## Text segment
# Aires, what your quirkiest?



## peejay (May 10, 2005)

There seems to be alot of aires going all high tech recently with electronic credit/debit card entry and in true Gallic fashion they do sometimes like to make a meal of it, two of my favourite quirkies...

*St Pierre sur Mer,*

Visited recently, they have installed a new system with no less than 4 posh machines to get in, service the van and get out again...

Drive up to barrier making sure front wheels are on the pressure pads or nothing happens...

Go to (1st) posh machine by barrier, insert your card, enter pin, then enter your reg no. Take card, barrier raises, sprint back to van and you're in!

Going out via posh (2nd) new service post - to get fresh water you need a jeton which is only available by credit/debit card back near the entrance over the road from (1st) posh machine....

Go to other (3rd) posh mashine just over the road from (1st) posh machine, enter credit card, debited by €2 and spits out a jeton, back to service point....

Service van, proceed to (4th) posh machine by exit barrier. Enter the original ticket, insert card again, enter pin, it tells you how much will be debited, confirm amount, remove card and barrier should rise, (best to get co pilot to do this while you're in driving seat, engine running just in case barrier lowers quickly) - you're out!

All that expense/investment and they only charge you €5 per night :? not that i'm complaining.

Great entertainment value though watching everone entering/leaving :lol:

*Lac D'aydat*

Credit/debit card/bollard entry system.

Insert card in machine, insert pin, pay, remove card and ticket.

## Data extract
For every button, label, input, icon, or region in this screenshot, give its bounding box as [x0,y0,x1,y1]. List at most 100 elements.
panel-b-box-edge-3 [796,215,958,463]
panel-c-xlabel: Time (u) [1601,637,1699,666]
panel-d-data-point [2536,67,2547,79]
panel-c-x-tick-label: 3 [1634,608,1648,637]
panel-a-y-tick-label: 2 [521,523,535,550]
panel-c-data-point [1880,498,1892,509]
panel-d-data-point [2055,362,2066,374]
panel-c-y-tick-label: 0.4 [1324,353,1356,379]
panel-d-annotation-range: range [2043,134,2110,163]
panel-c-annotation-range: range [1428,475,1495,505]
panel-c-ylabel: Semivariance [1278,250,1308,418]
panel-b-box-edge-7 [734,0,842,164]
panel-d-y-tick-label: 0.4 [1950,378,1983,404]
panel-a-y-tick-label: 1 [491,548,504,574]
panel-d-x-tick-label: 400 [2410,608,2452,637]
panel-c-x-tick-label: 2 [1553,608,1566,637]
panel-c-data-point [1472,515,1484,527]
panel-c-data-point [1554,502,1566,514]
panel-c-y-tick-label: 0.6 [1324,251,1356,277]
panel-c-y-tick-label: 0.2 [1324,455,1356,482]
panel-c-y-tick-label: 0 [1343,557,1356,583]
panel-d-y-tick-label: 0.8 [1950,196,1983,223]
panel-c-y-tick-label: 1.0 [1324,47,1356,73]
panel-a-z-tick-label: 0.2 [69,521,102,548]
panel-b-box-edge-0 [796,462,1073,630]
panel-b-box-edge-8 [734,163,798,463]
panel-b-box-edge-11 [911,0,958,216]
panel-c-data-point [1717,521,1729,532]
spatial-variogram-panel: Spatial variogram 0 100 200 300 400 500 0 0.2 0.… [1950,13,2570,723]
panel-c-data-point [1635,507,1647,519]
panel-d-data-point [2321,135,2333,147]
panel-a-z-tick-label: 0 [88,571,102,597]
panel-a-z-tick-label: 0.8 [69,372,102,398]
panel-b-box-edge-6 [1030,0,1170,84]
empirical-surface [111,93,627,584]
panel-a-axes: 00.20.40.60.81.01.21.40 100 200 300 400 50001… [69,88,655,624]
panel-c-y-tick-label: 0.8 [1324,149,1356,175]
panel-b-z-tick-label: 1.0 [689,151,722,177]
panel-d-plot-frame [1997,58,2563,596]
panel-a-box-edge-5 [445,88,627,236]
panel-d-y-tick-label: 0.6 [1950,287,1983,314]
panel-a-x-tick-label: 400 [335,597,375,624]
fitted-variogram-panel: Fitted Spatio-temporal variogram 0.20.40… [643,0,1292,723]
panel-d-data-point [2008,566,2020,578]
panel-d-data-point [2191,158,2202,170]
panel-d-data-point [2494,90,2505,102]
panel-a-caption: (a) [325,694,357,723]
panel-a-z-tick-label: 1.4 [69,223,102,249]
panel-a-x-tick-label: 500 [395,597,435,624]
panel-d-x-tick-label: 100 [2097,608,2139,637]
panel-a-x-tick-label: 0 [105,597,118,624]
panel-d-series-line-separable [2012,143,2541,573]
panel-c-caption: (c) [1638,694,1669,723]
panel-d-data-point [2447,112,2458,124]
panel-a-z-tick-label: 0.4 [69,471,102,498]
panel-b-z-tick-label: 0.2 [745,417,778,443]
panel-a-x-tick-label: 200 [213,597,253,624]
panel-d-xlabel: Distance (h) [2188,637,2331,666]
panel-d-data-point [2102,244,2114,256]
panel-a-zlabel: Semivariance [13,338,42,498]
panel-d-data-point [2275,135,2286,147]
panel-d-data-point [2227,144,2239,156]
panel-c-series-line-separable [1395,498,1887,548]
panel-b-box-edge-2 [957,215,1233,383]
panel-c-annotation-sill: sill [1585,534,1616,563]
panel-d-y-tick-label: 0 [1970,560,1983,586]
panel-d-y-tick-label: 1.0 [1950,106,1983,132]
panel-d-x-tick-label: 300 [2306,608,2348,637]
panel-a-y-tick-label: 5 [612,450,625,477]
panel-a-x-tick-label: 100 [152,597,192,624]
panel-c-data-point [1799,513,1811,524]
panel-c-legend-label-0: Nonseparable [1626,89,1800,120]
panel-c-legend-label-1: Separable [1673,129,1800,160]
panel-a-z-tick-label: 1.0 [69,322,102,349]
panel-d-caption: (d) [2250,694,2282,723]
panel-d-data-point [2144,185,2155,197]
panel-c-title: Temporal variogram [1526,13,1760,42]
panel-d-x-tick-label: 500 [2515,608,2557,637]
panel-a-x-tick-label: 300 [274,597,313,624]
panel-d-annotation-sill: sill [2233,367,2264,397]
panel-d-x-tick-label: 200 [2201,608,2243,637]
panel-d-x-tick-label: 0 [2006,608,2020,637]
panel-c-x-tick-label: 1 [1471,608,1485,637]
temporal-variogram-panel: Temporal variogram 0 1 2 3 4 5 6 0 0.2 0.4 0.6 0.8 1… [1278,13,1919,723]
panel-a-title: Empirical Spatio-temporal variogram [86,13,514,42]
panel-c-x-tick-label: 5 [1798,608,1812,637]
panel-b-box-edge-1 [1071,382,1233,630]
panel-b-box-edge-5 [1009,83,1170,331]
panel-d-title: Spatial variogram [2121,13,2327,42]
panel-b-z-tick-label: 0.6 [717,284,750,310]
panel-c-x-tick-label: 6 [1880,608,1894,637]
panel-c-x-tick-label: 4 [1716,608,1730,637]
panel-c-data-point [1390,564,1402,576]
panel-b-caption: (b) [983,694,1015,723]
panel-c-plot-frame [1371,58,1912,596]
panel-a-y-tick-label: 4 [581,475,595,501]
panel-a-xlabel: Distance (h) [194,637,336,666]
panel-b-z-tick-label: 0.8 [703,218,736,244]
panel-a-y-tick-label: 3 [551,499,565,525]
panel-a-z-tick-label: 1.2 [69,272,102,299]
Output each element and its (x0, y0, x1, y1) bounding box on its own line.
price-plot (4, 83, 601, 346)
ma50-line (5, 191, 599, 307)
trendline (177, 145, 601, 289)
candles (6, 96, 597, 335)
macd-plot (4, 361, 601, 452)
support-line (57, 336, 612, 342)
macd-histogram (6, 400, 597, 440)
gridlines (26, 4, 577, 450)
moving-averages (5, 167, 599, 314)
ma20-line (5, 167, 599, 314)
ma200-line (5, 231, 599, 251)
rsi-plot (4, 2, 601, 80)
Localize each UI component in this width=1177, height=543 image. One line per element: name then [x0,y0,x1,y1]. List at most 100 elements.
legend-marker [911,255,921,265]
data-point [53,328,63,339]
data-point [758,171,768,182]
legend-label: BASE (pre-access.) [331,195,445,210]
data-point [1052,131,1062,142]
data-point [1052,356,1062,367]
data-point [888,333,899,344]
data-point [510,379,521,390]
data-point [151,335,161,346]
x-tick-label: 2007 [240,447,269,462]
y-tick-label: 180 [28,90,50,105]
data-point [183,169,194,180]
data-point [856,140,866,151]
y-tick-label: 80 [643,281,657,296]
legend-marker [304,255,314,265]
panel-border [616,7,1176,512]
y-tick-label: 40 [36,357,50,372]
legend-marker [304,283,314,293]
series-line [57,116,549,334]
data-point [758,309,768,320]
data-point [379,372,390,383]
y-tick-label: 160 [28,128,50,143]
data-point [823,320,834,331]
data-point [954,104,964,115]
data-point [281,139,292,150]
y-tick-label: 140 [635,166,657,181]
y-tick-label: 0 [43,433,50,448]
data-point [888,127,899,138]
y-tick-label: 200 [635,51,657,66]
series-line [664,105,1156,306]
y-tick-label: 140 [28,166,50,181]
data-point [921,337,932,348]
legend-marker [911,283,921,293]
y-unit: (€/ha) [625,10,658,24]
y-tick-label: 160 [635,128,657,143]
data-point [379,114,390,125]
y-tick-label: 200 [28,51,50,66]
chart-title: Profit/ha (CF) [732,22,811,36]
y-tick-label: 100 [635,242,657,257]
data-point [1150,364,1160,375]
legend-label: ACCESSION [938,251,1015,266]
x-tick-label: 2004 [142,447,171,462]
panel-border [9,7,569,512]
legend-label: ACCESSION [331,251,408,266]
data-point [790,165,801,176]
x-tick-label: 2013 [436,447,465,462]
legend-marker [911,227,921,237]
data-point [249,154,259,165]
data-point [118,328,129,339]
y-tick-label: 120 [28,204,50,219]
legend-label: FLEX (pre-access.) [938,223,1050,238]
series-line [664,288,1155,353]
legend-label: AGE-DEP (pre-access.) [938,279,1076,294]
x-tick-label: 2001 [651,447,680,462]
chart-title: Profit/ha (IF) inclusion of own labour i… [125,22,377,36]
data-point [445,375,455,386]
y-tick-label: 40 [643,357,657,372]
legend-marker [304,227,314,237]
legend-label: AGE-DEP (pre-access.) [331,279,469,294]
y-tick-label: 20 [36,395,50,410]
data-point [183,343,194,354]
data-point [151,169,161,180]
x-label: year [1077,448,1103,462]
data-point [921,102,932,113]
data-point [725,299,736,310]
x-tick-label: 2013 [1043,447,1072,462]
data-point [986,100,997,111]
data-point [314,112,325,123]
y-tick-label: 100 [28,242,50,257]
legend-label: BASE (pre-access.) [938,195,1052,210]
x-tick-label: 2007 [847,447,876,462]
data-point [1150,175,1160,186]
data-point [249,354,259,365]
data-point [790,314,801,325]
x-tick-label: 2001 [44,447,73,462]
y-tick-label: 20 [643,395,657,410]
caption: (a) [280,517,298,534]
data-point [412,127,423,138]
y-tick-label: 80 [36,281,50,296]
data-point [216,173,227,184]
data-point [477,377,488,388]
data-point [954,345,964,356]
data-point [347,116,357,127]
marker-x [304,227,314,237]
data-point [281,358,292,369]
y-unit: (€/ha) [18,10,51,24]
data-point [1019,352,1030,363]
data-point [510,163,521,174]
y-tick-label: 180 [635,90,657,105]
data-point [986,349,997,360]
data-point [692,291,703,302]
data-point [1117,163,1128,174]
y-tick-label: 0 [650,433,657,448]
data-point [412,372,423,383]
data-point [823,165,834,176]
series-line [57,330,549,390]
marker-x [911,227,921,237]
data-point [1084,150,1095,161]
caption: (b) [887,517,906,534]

## Work instructions
A. In the aires thread, what does the St Pierre sur Mer aire charge per night?
B. Go on with the aires thread from its last sentence.
The items are separate material from the aires thread.

## Task answers
A. €5 per night.

B.
Drive up to first bollard, bollard lowers. Drive up to second bollard, other bollard rises behind you. Front bollard lowers and you're in!
Similar process on exit.
Space betewwn bollards is 8.2 mtrs, dread to think what happens if something longer than 8.1 mtrs tries to get in 8O

Do you know of any really quirky aires?

Pete


----------



## DABurleigh (May 9, 2005)

And the stupid thing about the second one is the aire has masses of room for much longer vans. Go figure.

Dave


----------



## Grizzly (May 9, 2005)

I nominate the aire at Kaysersberg.

The pay machine there accepts money for daytime parking up until 7pm and then, and only then, can you buy a valid overnight ticket.

It doesn't make this clear in any language so, you will note if you look carefully, there is always some well-meaning motorhomer standing next to it and explaining how to use the machine. When we were last there the self-appointed guardian was Belgian. No-one actually believes what he said; everyone has to go and test it for themselves and then come back and agree with the guardian. 

We hit the jackpot however. We put in 2 euros to last until 7pm and got 2 euros 50 change and a ticket. When we got back to buy our overnight ticket the machine had broken...though no-one believed the man currently explaining it and everyone had to have a go themselves......

Much more fun than even the storks !

G


----------



## peejay (May 10, 2005)

...and who can cast their minds back to 2005 when the unofficial beachside parking at Calais beacame a 'proper' aire?

Nice shiny barrier system installed and you had to walk around to the municipal campsite to get a swipe card for the barrier.... and leave a €50 deposit 8O

Needles to say, that system, and the barrier, didn't last long...

http://www.motorhomefacts.com/ftopicp-53481.html#53481

Pete


----------



## raynipper (Aug 4, 2008)

I see the odd one or two in market squares.
You have to read the notices or wake the next morning surrounded by fruit and veg.

Bayeux, St. Sauveur le Vicomte, etc.

Ray.


----------



## ojibway (May 9, 2005)

We went to St Valery from Le Crotoy to empty and fill up with fresh water a few days ago only to find they have installed a new entry system with barriers, entry and exit.
We didn't go in but saw an English couple having trouble getting out.
I went to see if I cold help.
Seems they had paid but the scanner said 'invalid'. I 'phone the emergency number on the console and was told that they should try moving the van back a bit but that, if that didn't work to call them back.
They tried and it worked.
But, with all the confusion and standing around the exit the lady from the van was hit on the head by the barrier coming down!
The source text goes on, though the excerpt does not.